Skip the pictures. Reproduce all other material exactly.

Dataset excerpt:
((

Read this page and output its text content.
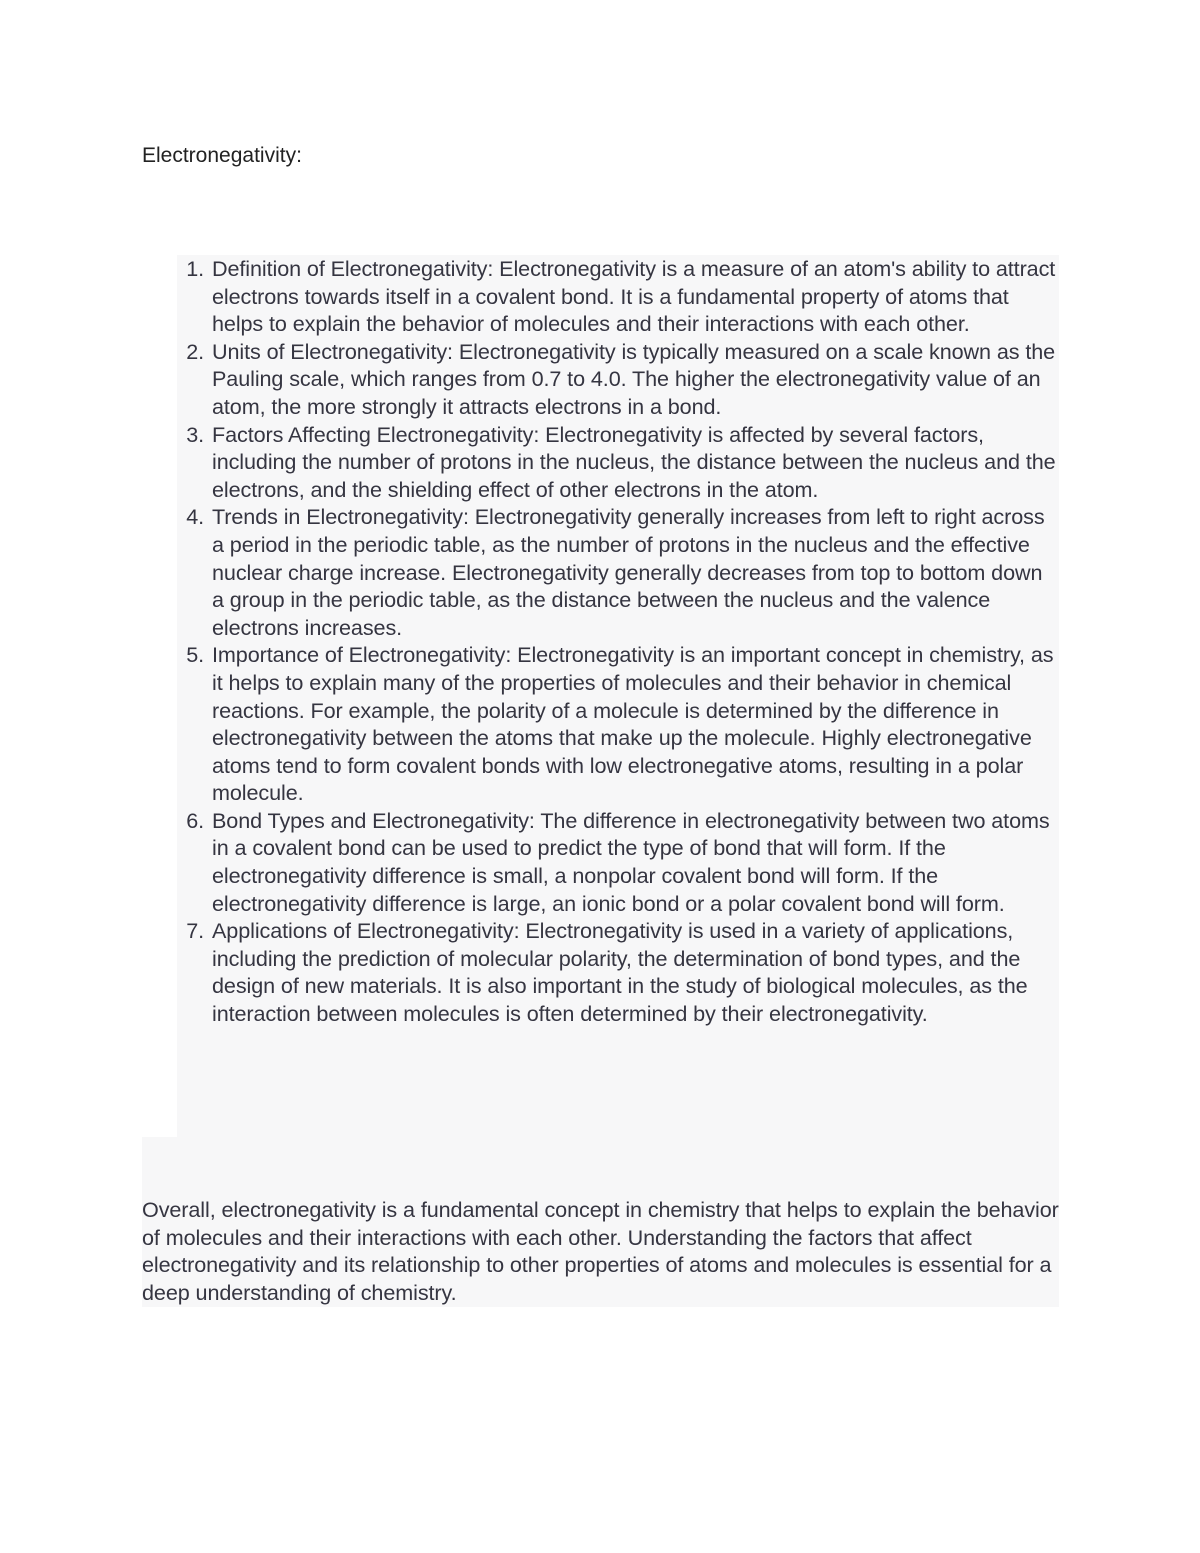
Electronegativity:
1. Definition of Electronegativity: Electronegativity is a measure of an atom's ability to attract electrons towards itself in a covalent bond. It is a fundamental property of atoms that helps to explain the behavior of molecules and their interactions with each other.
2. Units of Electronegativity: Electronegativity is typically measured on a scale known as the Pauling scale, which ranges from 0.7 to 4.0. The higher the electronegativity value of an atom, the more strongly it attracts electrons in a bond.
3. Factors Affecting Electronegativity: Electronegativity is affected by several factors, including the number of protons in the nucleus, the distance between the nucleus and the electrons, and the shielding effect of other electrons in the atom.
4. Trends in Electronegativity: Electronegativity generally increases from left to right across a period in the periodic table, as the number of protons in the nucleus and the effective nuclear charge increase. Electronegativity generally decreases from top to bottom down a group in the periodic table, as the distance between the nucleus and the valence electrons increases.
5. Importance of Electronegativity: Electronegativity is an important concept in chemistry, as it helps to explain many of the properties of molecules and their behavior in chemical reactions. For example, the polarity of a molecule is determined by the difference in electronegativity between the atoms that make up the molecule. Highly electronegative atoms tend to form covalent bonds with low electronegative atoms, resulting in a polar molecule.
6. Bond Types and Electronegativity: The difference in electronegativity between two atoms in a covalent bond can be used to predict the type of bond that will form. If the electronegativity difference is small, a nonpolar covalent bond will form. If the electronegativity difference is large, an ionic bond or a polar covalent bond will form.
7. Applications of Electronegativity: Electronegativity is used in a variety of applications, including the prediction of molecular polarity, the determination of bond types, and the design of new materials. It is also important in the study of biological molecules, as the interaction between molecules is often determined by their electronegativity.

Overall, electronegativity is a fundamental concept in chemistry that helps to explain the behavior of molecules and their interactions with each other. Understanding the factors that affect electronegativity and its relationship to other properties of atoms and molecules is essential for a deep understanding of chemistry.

))

__SOLUTION TO THIS PROBLEM__.
Read this page and output its text content.
Electronegativity:
1. Definition of Electronegativity: Electronegativity is a measure of an atom's ability to attract electrons towards itself in a covalent bond. It is a fundamental property of atoms that helps to explain the behavior of molecules and their interactions with each other.
2. Units of Electronegativity: Electronegativity is typically measured on a scale known as the Pauling scale, which ranges from 0.7 to 4.0. The higher the electronegativity value of an atom, the more strongly it attracts electrons in a bond.
3. Factors Affecting Electronegativity: Electronegativity is affected by several factors, including the number of protons in the nucleus, the distance between the nucleus and the electrons, and the shielding effect of other electrons in the atom.
4. Trends in Electronegativity: Electronegativity generally increases from left to right across a period in the periodic table, as the number of protons in the nucleus and the effective nuclear charge increase. Electronegativity generally decreases from top to bottom down a group in the periodic table, as the distance between the nucleus and the valence electrons increases.
5. Importance of Electronegativity: Electronegativity is an important concept in chemistry, as it helps to explain many of the properties of molecules and their behavior in chemical reactions. For example, the polarity of a molecule is determined by the difference in electronegativity between the atoms that make up the molecule. Highly electronegative atoms tend to form covalent bonds with low electronegative atoms, resulting in a polar molecule.
6. Bond Types and Electronegativity: The difference in electronegativity between two atoms in a covalent bond can be used to predict the type of bond that will form. If the electronegativity difference is small, a nonpolar covalent bond will form. If the electronegativity difference is large, an ionic bond or a polar covalent bond will form.
7. Applications of Electronegativity: Electronegativity is used in a variety of applications, including the prediction of molecular polarity, the determination of bond types, and the design of new materials. It is also important in the study of biological molecules, as the interaction between molecules is often determined by their electronegativity.

Overall, electronegativity is a fundamental concept in chemistry that helps to explain the behavior of molecules and their interactions with each other. Understanding the factors that affect electronegativity and its relationship to other properties of atoms and molecules is essential for a deep understanding of chemistry.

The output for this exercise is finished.